→ Set exercise: Report the number of lines that hold the string "Категория". Leave out any other text.

→ Data entries:
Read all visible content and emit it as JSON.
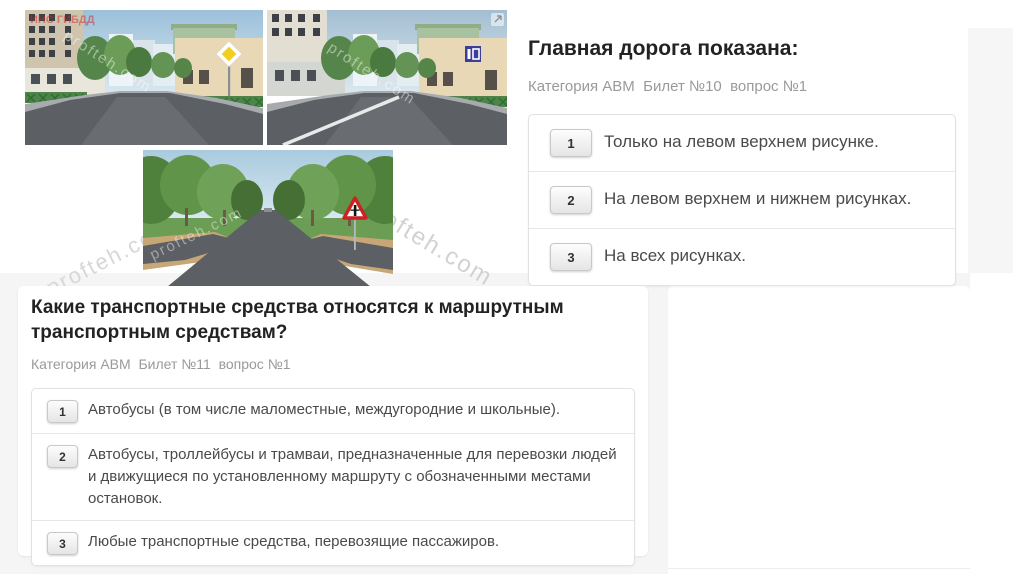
{
  "watermarks": {
    "brand": "profteh.com",
    "brand_partial": "ofteh.com",
    "stamp": "ИНС ГИБДД"
  },
  "images": {
    "top_left": {
      "description": "street intersection scene",
      "sign_icon": "priority-main-road-diamond-sign"
    },
    "top_right": {
      "description": "street intersection scene with white road marking line",
      "sign_icon": "blue-square-regulatory-sign",
      "corner_icon": "expand-icon"
    },
    "bottom": {
      "description": "tree-lined road crossing",
      "sign_icon": "crossing-minor-road-warning-triangle-sign"
    }
  },
  "questions": [
    {
      "title": "Главная дорога показана:",
      "meta": "Категория АВМ  Билет №10  вопрос №1",
      "answers": [
        {
          "num": "1",
          "text": "Только на левом верхнем рисунке."
        },
        {
          "num": "2",
          "text": "На левом верхнем и нижнем рисунках."
        },
        {
          "num": "3",
          "text": "На всех рисунках."
        }
      ]
    },
    {
      "title": "Какие транспортные средства относятся к маршрутным транспортным средствам?",
      "meta": "Категория АВМ  Билет №11  вопрос №1",
      "answers": [
        {
          "num": "1",
          "text": "Автобусы (в том числе маломестные, междугородние и школьные)."
        },
        {
          "num": "2",
          "text": "Автобусы, троллейбусы и трамваи, предназначенные для перевозки людей и движущиеся по установленному маршруту с обозначенными местами остановок."
        },
        {
          "num": "3",
          "text": "Любые транспортные средства, перевозящие пассажиров."
        }
      ]
    }
  ]
}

→ Reply to the task: 2